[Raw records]
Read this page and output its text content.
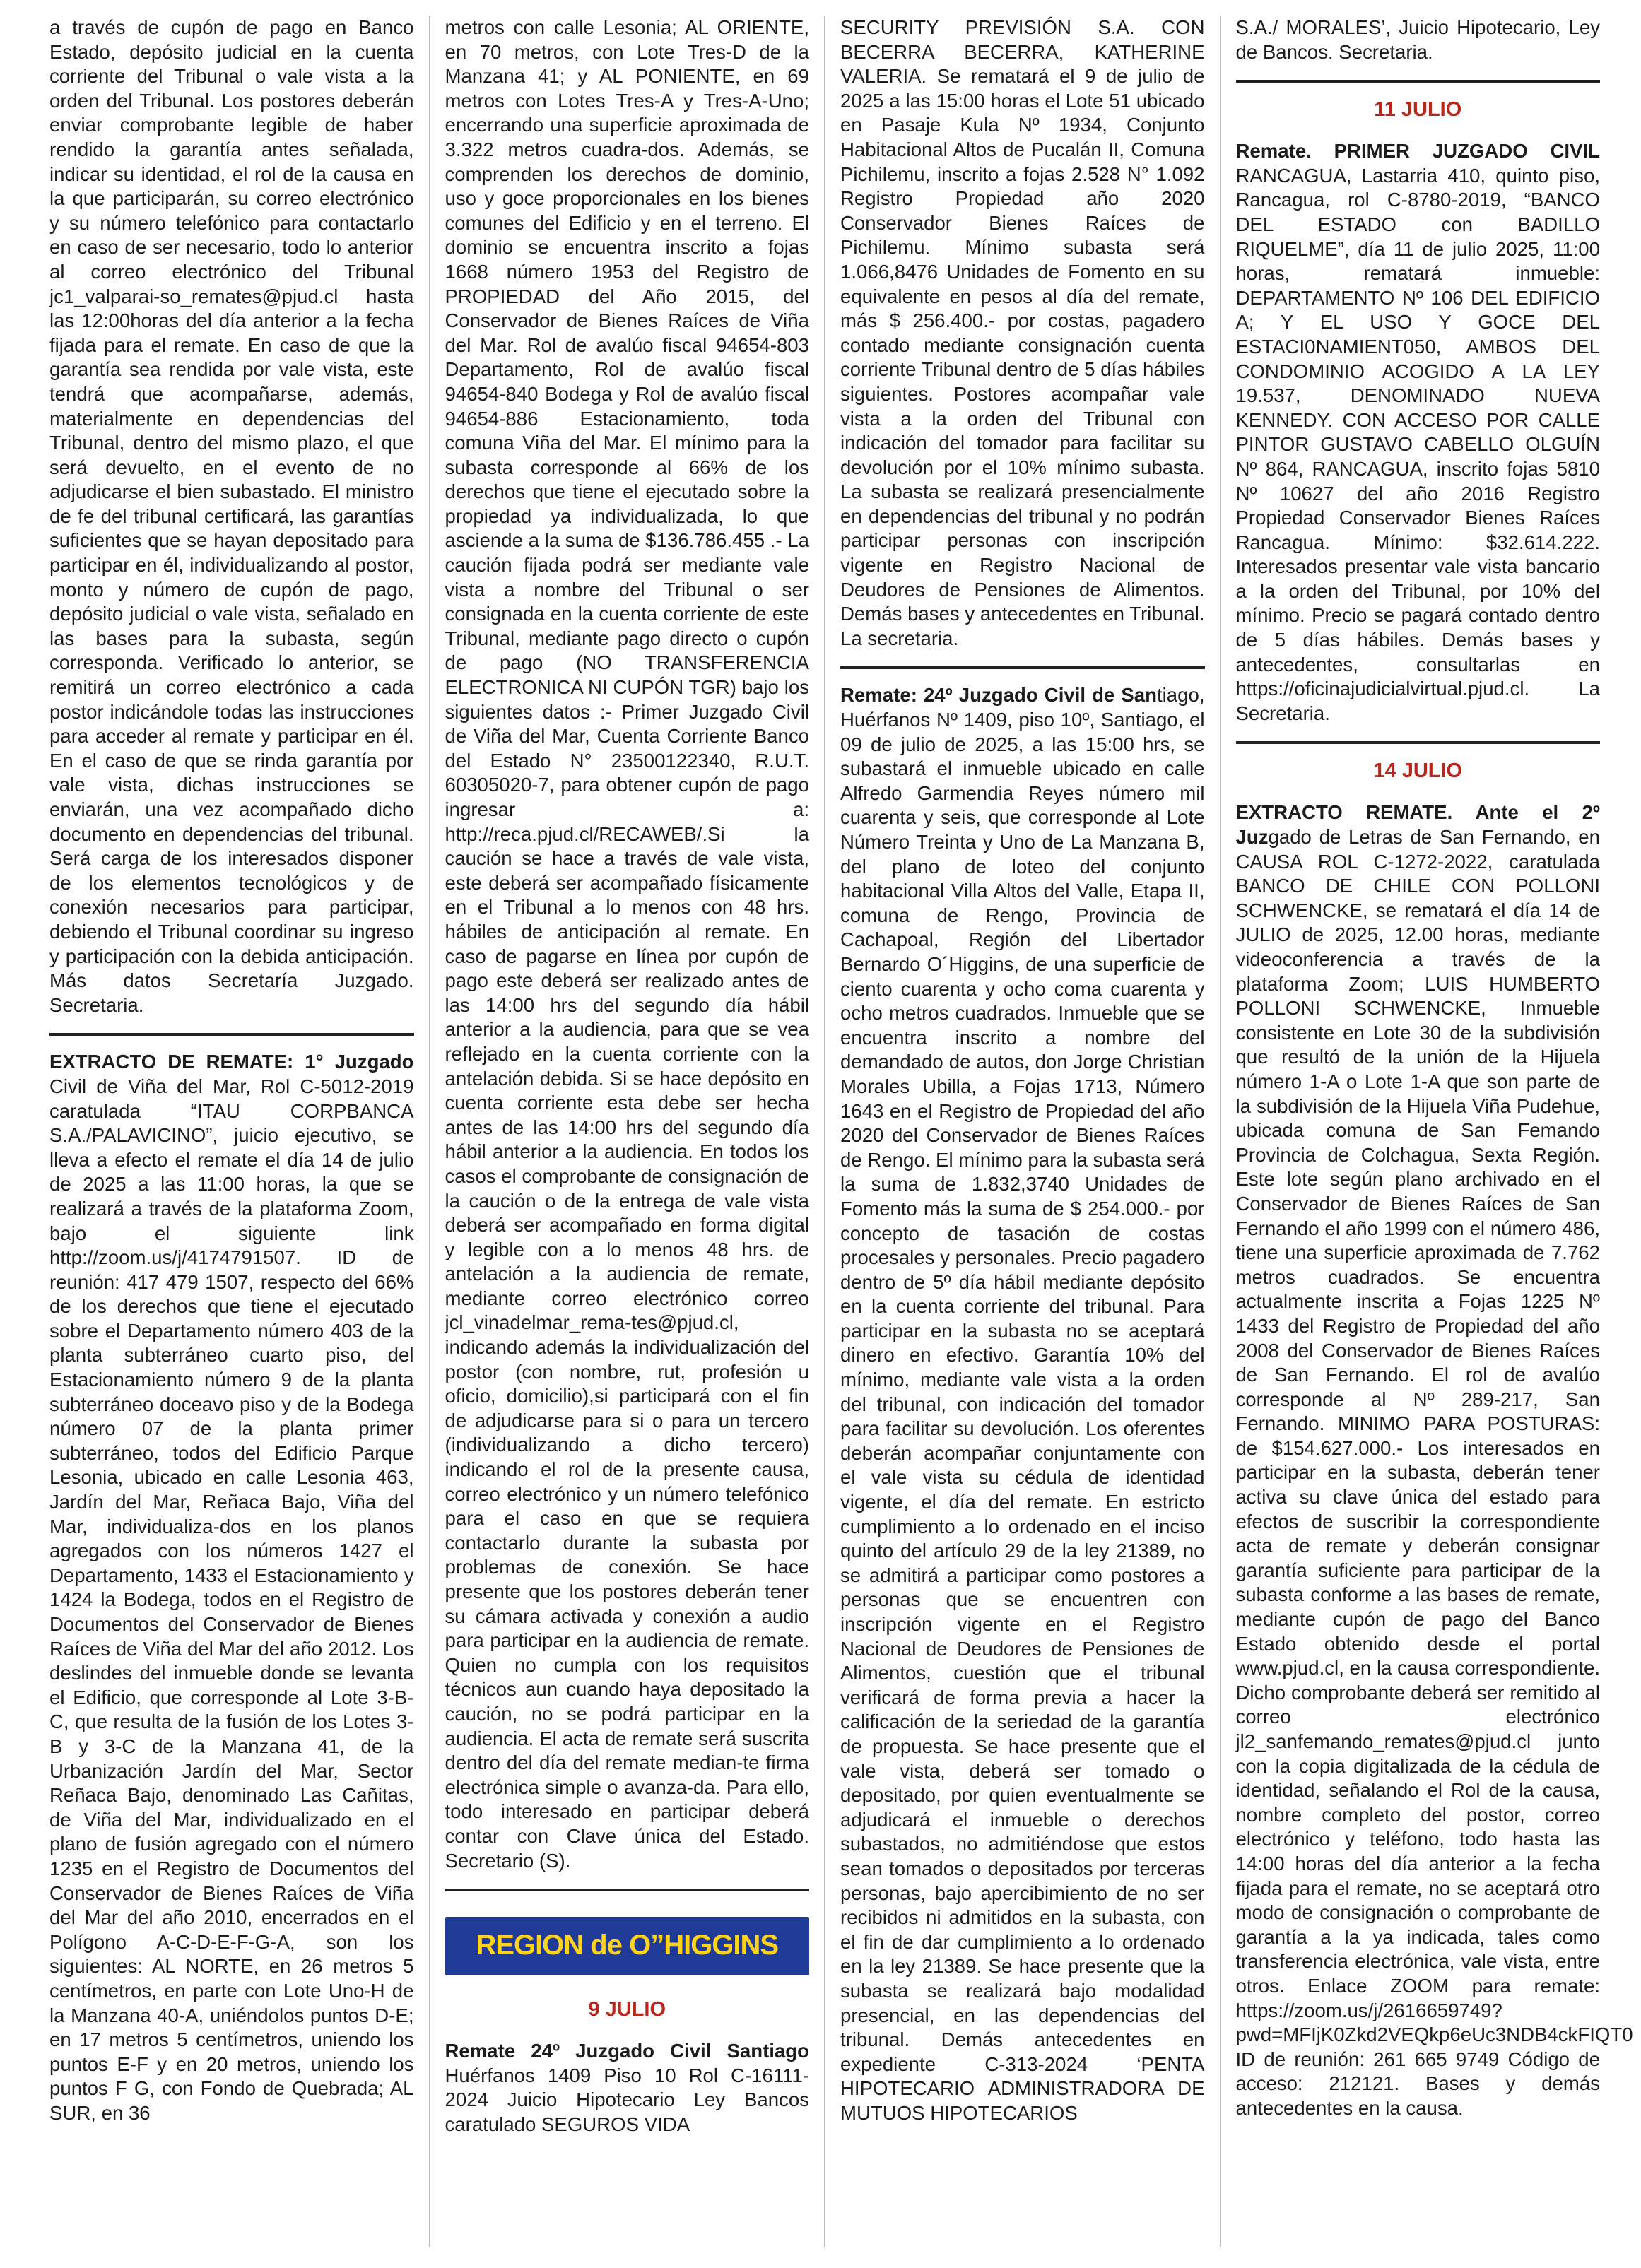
a través de cupón de pago en Banco Estado, depósito judicial en la cuenta corriente del Tribunal o vale vista a la orden del Tribunal. Los postores deberán enviar comprobante legible de haber rendido la garantía antes señalada, indicar su identidad, el rol de la causa en la que participarán, su correo electrónico y su número telefónico para contactarlo en caso de ser necesario, todo lo anterior al correo electrónico del Tribunal jc1_valparai-so_remates@pjud.cl hasta las 12:00horas del día anterior a la fecha fijada para el remate. En caso de que la garantía sea rendida por vale vista, este tendrá que acompañarse, además, materialmente en dependencias del Tribunal, dentro del mismo plazo, el que será devuelto, en el evento de no adjudicarse el bien subastado. El ministro de fe del tribunal certificará, las garantías suficientes que se hayan depositado para participar en él, individualizando al postor, monto y número de cupón de pago, depósito judicial o vale vista, señalado en las bases para la subasta, según corresponda. Verificado lo anterior, se remitirá un correo electrónico a cada postor indicándole todas las instrucciones para acceder al remate y participar en él. En el caso de que se rinda garantía por vale vista, dichas instrucciones se enviarán, una vez acompañado dicho documento en dependencias del tribunal. Será carga de los interesados disponer de los elementos tecnológicos y de conexión necesarios para participar, debiendo el Tribunal coordinar su ingreso y participación con la debida anticipación. Más datos Secretaría Juzgado. Secretaria.

EXTRACTO DE REMATE: 1° Juzgado Civil de Viña del Mar, Rol C-5012-2019 caratulada “ITAU CORPBANCA S.A./PALAVICINO”, juicio ejecutivo, se lleva a efecto el remate el día 14 de julio de 2025 a las 11:00 horas, la que se realizará a través de la plataforma Zoom, bajo el siguiente link http://zoom.us/j/4174791507. ID de reunión: 417 479 1507, respecto del 66% de los derechos que tiene el ejecutado sobre el Departamento número 403 de la planta subterráneo cuarto piso, del Estacionamiento número 9 de la planta subterráneo doceavo piso y de la Bodega número 07 de la planta primer subterráneo, todos del Edificio Parque Lesonia, ubicado en calle Lesonia 463, Jardín del Mar, Reñaca Bajo, Viña del Mar, individualiza-dos en los planos agregados con los números 1427 el Departamento, 1433 el Estacionamiento y 1424 la Bodega, todos en el Registro de Documentos del Conservador de Bienes Raíces de Viña del Mar del año 2012. Los deslindes del inmueble donde se levanta el Edificio, que corresponde al Lote 3-B-C, que resulta de la fusión de los Lotes 3-B y 3-C de la Manzana 41, de la Urbanización Jardín del Mar, Sector Reñaca Bajo, denominado Las Cañitas, de Viña del Mar, individualizado en el plano de fusión agregado con el número 1235 en el Registro de Documentos del Conservador de Bienes Raíces de Viña del Mar del año 2010, encerrados en el Polígono A-C-D-E-F-G-A, son los siguientes: AL NORTE, en 26 metros 5 centímetros, en parte con Lote Uno-H de la Manzana 40-A, uniéndolos puntos D-E; en 17 metros 5 centímetros, uniendo los puntos E-F y en 20 metros, uniendo los puntos F G, con Fondo de Quebrada; AL SUR, en 36

metros con calle Lesonia; AL ORIENTE, en 70 metros, con Lote Tres-D de la Manzana 41; y AL PONIENTE, en 69 metros con Lotes Tres-A y Tres-A-Uno; encerrando una superficie aproximada de 3.322 metros cuadra-dos. Además, se comprenden los derechos de dominio, uso y goce proporcionales en los bienes comunes del Edificio y en el terreno. El dominio se encuentra inscrito a fojas 1668 número 1953 del Registro de PROPIEDAD del Año 2015, del Conservador de Bienes Raíces de Viña del Mar. Rol de avalúo fiscal 94654-803 Departamento, Rol de avalúo fiscal 94654-840 Bodega y Rol de avalúo fiscal 94654-886 Estacionamiento, toda comuna Viña del Mar. El mínimo para la subasta corresponde al 66% de los derechos que tiene el ejecutado sobre la propiedad ya individualizada, lo que asciende a la suma de $136.786.455 .- La caución fijada podrá ser mediante vale vista a nombre del Tribunal o ser consignada en la cuenta corriente de este Tribunal, mediante pago directo o cupón de pago (NO TRANSFERENCIA ELECTRONICA NI CUPÓN TGR) bajo los siguientes datos :- Primer Juzgado Civil de Viña del Mar, Cuenta Corriente Banco del Estado N° 23500122340, R.U.T. 60305020-7, para obtener cupón de pago ingresar a: http://reca.pjud.cl/RECAWEB/.Si la caución se hace a través de vale vista, este deberá ser acompañado físicamente en el Tribunal a lo menos con 48 hrs. hábiles de anticipación al remate. En caso de pagarse en línea por cupón de pago este deberá ser realizado antes de las 14:00 hrs del segundo día hábil anterior a la audiencia, para que se vea reflejado en la cuenta corriente con la antelación debida. Si se hace depósito en cuenta corriente esta debe ser hecha antes de las 14:00 hrs del segundo día hábil anterior a la audiencia. En todos los casos el comprobante de consignación de la caución o de la entrega de vale vista deberá ser acompañado en forma digital y legible con a lo menos 48 hrs. de antelación a la audiencia de remate, mediante correo electrónico correo jcl_vinadelmar_rema-tes@pjud.cl, indicando además la individualización del postor (con nombre, rut, profesión u oficio, domicilio),si participará con el fin de adjudicarse para si o para un tercero (individualizando a dicho tercero) indicando el rol de la presente causa, correo electrónico y un número telefónico para el caso en que se requiera contactarlo durante la subasta por problemas de conexión. Se hace presente que los postores deberán tener su cámara activada y conexión a audio para participar en la audiencia de remate. Quien no cumpla con los requisitos técnicos aun cuando haya depositado la caución, no se podrá participar en la audiencia. El acta de remate será suscrita dentro del día del remate median-te firma electrónica simple o avanza-da. Para ello, todo interesado en participar deberá contar con Clave única del Estado. Secretario (S).

REGION de O”HIGGINS
9 JULIO

Remate 24º Juzgado Civil Santiago Huérfanos 1409 Piso 10 Rol C-16111-2024 Juicio Hipotecario Ley Bancos caratulado SEGUROS VIDA

SECURITY PREVISIÓN S.A. CON BECERRA BECERRA, KATHERINE VALERIA. Se rematará el 9 de julio de 2025 a las 15:00 horas el Lote 51 ubicado en Pasaje Kula Nº 1934, Conjunto Habitacional Altos de Pucalán II, Comuna Pichilemu, inscrito a fojas 2.528 N° 1.092 Registro Propiedad año 2020 Conservador Bienes Raíces de Pichilemu. Mínimo subasta será 1.066,8476 Unidades de Fomento en su equivalente en pesos al día del remate, más $ 256.400.- por costas, pagadero contado mediante consignación cuenta corriente Tribunal dentro de 5 días hábiles siguientes. Postores acompañar vale vista a la orden del Tribunal con indicación del tomador para facilitar su devolución por el 10% mínimo subasta. La subasta se realizará presencialmente en dependencias del tribunal y no podrán participar personas con inscripción vigente en Registro Nacional de Deudores de Pensiones de Alimentos. Demás bases y antecedentes en Tribunal. La secretaria.

Remate: 24º Juzgado Civil de Santiago, Huérfanos Nº 1409, piso 10º, Santiago, el 09 de julio de 2025, a las 15:00 hrs, se subastará el inmueble ubicado en calle Alfredo Garmendia Reyes número mil cuarenta y seis, que corresponde al Lote Número Treinta y Uno de La Manzana B, del plano de loteo del conjunto habitacional Villa Altos del Valle, Etapa II, comuna de Rengo, Provincia de Cachapoal, Región del Libertador Bernardo O´Higgins, de una superficie de ciento cuarenta y ocho coma cuarenta y ocho metros cuadrados. Inmueble que se encuentra inscrito a nombre del demandado de autos, don Jorge Christian Morales Ubilla, a Fojas 1713, Número 1643 en el Registro de Propiedad del año 2020 del Conservador de Bienes Raíces de Rengo. El mínimo para la subasta será la suma de 1.832,3740 Unidades de Fomento más la suma de $ 254.000.- por concepto de tasación de costas procesales y personales. Precio pagadero dentro de 5º día hábil mediante depósito en la cuenta corriente del tribunal. Para participar en la subasta no se aceptará dinero en efectivo. Garantía 10% del mínimo, mediante vale vista a la orden del tribunal, con indicación del tomador para facilitar su devolución. Los oferentes deberán acompañar conjuntamente con el vale vista su cédula de identidad vigente, el día del remate. En estricto cumplimiento a lo ordenado en el inciso quinto del artículo 29 de la ley 21389, no se admitirá a participar como postores a personas que se encuentren con inscripción vigente en el Registro Nacional de Deudores de Pensiones de Alimentos, cuestión que el tribunal verificará de forma previa a hacer la calificación de la seriedad de la garantía de propuesta. Se hace presente que el vale vista, deberá ser tomado o depositado, por quien eventualmente se adjudicará el inmueble o derechos subastados, no admitiéndose que estos sean tomados o depositados por terceras personas, bajo apercibimiento de no ser recibidos ni admitidos en la subasta, con el fin de dar cumplimiento a lo ordenado en la ley 21389. Se hace presente que la subasta se realizará bajo modalidad presencial, en las dependencias del tribunal. Demás antecedentes en expediente C-313-2024 ‘PENTA HIPOTECARIO ADMINISTRADORA DE MUTUOS HIPOTECARIOS

S.A./ MORALES’, Juicio Hipotecario, Ley de Bancos. Secretaria.

11 JULIO

Remate. PRIMER JUZGADO CIVIL RANCAGUA, Lastarria 410, quinto piso, Rancagua, rol C-8780-2019, “BANCO DEL ESTADO con BADILLO RIQUELME”, día 11 de julio 2025, 11:00 horas, rematará inmueble: DEPARTAMENTO Nº 106 DEL EDIFICIO A; Y EL USO Y GOCE DEL ESTACI0NAMIENT050, AMBOS DEL CONDOMINIO ACOGIDO A LA LEY 19.537, DENOMINADO NUEVA KENNEDY. CON ACCESO POR CALLE PINTOR GUSTAVO CABELLO OLGUÍN Nº 864, RANCAGUA, inscrito fojas 5810 Nº 10627 del año 2016 Registro Propiedad Conservador Bienes Raíces Rancagua. Mínimo: $32.614.222. Interesados presentar vale vista bancario a la orden del Tribunal, por 10% del mínimo. Precio se pagará contado dentro de 5 días hábiles. Demás bases y antecedentes, consultarlas en https://oficinajudicialvirtual.pjud.cl. La Secretaria.

14 JULIO

EXTRACTO REMATE. Ante el 2º Juzgado de Letras de San Fernando, en CAUSA ROL C-1272-2022, caratulada BANCO DE CHILE CON POLLONI SCHWENCKE, se rematará el día 14 de JULIO de 2025, 12.00 horas, mediante videoconferencia a través de la plataforma Zoom; LUIS HUMBERTO POLLONI SCHWENCKE, Inmueble consistente en Lote 30 de la subdivisión que resultó de la unión de la Hijuela número 1-A o Lote 1-A que son parte de la subdivisión de la Hijuela Viña Pudehue, ubicada comuna de San Femando Provincia de Colchagua, Sexta Región. Este lote según plano archivado en el Conservador de Bienes Raíces de San Fernando el año 1999 con el número 486, tiene una superficie aproximada de 7.762 metros cuadrados. Se encuentra actualmente inscrita a Fojas 1225 Nº 1433 del Registro de Propiedad del año 2008 del Conservador de Bienes Raíces de San Fernando. El rol de avalúo corresponde al Nº 289-217, San Fernando. MINIMO PARA POSTURAS: de $154.627.000.- Los interesados en participar en la subasta, deberán tener activa su clave única del estado para efectos de suscribir la correspondiente acta de remate y deberán consignar garantía suficiente para participar de la subasta conforme a las bases de remate, mediante cupón de pago del Banco Estado obtenido desde el portal www.pjud.cl, en la causa correspondiente. Dicho comprobante deberá ser remitido al correo electrónico jl2_sanfemando_remates@pjud.cl junto con la copia digitalizada de la cédula de identidad, señalando el Rol de la causa, nombre completo del postor, correo electrónico y teléfono, todo hasta las 14:00 horas del día anterior a la fecha fijada para el remate, no se aceptará otro modo de consignación o comprobante de garantía a la ya indicada, tales como transferencia electrónica, vale vista, entre otros. Enlace ZOOM para remate: https://zoom.us/j/2616659749?pwd=MFIjK0Zkd2VEQkp6eUc3NDB4ckFIQT0 ID de reunión: 261 665 9749 Código de acceso: 212121. Bases y demás antecedentes en la causa.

» **Direction**:
Counting only lines of the data above that hold "Bancos", report the total and nothing else.

» **Exercise response**:
2